Exercise directions ▸ For each line of the data below that holds "studio", copy the line.

Task material ▸
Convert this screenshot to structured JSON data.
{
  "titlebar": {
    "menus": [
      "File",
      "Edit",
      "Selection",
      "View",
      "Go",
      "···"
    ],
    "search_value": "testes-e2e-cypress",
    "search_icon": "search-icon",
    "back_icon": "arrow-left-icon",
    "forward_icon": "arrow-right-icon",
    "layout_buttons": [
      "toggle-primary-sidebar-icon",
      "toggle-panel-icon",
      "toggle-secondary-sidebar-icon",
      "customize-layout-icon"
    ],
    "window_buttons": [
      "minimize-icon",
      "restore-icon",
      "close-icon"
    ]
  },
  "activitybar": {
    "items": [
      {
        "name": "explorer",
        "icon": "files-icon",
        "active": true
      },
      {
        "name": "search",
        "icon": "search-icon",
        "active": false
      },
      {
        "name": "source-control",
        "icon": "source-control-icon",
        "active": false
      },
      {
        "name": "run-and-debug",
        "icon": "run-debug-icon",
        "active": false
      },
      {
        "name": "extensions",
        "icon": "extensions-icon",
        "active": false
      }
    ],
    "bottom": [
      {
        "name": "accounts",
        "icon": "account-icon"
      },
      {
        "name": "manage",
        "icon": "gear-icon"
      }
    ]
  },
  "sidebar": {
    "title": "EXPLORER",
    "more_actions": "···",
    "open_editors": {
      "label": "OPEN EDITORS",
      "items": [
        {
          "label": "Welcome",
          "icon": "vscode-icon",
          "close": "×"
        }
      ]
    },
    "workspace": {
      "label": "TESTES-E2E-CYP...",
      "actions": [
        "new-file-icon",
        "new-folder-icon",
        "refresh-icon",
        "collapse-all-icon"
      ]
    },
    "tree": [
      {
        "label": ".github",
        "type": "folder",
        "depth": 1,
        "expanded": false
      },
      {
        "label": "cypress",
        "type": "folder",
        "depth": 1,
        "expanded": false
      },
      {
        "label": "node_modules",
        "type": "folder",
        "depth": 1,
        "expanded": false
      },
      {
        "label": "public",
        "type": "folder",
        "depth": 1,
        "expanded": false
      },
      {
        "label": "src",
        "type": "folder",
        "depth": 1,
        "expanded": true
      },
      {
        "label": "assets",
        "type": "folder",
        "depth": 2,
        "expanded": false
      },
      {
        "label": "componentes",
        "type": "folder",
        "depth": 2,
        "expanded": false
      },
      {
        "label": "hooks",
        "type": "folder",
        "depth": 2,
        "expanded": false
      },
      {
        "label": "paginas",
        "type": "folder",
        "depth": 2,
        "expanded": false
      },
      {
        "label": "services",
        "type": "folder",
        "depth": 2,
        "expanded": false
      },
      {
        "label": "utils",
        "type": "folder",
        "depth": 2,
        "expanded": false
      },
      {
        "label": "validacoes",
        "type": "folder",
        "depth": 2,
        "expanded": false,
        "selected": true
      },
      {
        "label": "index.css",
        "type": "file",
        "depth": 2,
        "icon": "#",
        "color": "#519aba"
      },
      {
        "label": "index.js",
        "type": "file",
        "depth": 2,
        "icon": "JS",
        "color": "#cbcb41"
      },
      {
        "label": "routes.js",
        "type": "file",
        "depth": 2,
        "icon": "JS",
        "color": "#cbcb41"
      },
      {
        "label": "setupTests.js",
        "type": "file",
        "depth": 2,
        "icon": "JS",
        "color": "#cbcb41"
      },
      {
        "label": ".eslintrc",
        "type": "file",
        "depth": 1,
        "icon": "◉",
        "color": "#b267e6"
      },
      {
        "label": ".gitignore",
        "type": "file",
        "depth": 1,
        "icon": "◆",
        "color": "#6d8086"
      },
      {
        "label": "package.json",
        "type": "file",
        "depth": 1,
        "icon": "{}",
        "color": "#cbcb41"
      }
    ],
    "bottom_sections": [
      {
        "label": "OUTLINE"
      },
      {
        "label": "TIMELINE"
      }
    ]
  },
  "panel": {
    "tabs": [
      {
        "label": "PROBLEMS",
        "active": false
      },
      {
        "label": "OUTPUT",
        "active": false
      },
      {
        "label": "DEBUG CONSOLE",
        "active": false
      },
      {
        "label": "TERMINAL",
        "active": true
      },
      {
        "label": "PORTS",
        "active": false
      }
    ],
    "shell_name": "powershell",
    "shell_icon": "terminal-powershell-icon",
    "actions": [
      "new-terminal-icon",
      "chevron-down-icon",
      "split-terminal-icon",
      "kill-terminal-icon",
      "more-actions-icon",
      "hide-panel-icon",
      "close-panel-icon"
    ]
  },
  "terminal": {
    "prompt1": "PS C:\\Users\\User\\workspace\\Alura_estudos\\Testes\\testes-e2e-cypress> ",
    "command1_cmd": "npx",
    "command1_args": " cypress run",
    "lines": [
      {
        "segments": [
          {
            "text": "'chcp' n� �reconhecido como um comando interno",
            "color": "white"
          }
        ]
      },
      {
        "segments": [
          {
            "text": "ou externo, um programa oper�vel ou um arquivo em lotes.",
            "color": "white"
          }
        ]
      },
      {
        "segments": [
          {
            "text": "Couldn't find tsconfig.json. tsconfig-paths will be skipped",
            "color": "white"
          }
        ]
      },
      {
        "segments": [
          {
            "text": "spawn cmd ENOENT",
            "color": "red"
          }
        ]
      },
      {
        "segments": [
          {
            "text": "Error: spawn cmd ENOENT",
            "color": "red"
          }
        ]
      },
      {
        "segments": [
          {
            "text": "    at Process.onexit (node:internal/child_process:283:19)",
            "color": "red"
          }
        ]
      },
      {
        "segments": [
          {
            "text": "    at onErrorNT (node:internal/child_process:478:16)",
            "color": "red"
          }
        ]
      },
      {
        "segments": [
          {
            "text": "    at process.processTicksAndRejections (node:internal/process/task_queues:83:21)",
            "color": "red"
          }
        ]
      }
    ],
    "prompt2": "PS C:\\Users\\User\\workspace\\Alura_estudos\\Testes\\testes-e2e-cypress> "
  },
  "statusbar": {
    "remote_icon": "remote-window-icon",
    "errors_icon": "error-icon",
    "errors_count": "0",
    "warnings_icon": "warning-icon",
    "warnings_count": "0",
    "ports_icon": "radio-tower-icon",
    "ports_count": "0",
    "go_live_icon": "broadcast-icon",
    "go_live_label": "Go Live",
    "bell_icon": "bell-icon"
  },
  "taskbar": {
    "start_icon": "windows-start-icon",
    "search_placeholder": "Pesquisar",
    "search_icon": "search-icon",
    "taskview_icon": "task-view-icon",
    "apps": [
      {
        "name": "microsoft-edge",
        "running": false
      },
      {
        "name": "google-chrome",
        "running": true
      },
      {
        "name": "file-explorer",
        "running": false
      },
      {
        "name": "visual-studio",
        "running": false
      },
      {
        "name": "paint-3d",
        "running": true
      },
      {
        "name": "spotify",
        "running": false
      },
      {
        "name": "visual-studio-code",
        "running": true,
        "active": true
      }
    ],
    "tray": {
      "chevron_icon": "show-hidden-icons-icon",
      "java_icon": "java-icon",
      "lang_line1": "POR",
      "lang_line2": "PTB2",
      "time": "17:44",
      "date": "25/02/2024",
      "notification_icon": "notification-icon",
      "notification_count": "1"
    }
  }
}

...

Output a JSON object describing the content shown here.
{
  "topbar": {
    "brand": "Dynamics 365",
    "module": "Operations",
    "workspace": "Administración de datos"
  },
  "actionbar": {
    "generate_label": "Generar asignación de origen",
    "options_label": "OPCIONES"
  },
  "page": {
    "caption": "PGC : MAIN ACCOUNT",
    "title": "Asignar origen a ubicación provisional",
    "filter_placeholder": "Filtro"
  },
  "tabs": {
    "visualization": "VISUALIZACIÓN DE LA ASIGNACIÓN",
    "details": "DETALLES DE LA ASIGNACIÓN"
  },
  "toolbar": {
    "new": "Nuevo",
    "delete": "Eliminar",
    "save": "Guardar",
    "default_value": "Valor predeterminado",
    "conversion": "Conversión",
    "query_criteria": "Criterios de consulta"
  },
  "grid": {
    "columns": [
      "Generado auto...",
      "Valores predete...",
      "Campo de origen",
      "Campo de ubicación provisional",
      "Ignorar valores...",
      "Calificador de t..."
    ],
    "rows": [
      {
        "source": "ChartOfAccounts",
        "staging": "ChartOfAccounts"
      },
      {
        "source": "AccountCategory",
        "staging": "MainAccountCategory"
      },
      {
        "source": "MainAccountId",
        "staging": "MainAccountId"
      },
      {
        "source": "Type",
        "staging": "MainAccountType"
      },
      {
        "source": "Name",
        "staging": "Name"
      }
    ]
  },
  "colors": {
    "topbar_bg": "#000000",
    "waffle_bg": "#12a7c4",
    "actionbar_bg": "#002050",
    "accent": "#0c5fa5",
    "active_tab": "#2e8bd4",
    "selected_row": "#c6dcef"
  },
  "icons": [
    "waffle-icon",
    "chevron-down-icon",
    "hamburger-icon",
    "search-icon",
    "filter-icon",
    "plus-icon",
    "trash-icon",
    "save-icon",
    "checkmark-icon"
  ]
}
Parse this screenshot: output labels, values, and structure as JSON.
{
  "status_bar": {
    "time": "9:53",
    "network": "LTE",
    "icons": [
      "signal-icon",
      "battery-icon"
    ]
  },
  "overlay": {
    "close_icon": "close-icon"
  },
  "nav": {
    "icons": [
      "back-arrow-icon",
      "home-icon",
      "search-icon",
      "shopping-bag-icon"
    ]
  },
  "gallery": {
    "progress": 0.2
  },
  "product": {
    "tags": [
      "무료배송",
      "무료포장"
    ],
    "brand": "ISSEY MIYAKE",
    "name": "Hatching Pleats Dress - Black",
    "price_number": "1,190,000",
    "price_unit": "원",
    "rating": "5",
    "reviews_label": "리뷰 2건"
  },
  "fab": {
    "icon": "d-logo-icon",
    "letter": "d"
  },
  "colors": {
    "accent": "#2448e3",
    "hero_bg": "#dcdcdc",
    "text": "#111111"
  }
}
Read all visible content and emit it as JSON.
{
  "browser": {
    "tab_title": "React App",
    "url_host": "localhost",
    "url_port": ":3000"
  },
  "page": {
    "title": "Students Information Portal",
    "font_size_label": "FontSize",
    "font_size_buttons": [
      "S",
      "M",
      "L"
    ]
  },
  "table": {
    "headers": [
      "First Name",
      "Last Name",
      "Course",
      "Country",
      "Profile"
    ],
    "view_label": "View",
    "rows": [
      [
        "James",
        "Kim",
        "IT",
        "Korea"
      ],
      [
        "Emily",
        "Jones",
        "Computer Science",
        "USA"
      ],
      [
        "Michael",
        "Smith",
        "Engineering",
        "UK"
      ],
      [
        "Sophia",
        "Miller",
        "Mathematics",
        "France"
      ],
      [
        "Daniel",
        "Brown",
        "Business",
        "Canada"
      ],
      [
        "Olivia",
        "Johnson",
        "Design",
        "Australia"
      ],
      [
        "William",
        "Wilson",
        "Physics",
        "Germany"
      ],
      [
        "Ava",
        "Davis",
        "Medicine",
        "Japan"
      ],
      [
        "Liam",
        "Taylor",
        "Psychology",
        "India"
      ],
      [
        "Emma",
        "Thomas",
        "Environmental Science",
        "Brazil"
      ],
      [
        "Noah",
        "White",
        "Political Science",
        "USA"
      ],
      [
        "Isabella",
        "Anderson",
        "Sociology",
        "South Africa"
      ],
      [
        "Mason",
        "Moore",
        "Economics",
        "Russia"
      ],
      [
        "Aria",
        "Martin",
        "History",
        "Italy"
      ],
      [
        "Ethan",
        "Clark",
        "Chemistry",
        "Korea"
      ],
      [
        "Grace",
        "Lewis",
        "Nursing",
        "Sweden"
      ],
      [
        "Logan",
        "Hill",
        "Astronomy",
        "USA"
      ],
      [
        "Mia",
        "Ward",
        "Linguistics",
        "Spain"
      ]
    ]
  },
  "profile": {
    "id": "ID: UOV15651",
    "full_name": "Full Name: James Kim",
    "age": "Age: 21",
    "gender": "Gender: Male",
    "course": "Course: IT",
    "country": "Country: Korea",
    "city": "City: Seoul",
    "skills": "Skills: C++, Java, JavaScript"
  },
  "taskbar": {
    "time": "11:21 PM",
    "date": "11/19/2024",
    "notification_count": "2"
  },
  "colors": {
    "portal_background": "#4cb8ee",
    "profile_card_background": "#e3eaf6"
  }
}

Worked answer ▸
        "name": "visual-studio",
        "name": "visual-studio-code",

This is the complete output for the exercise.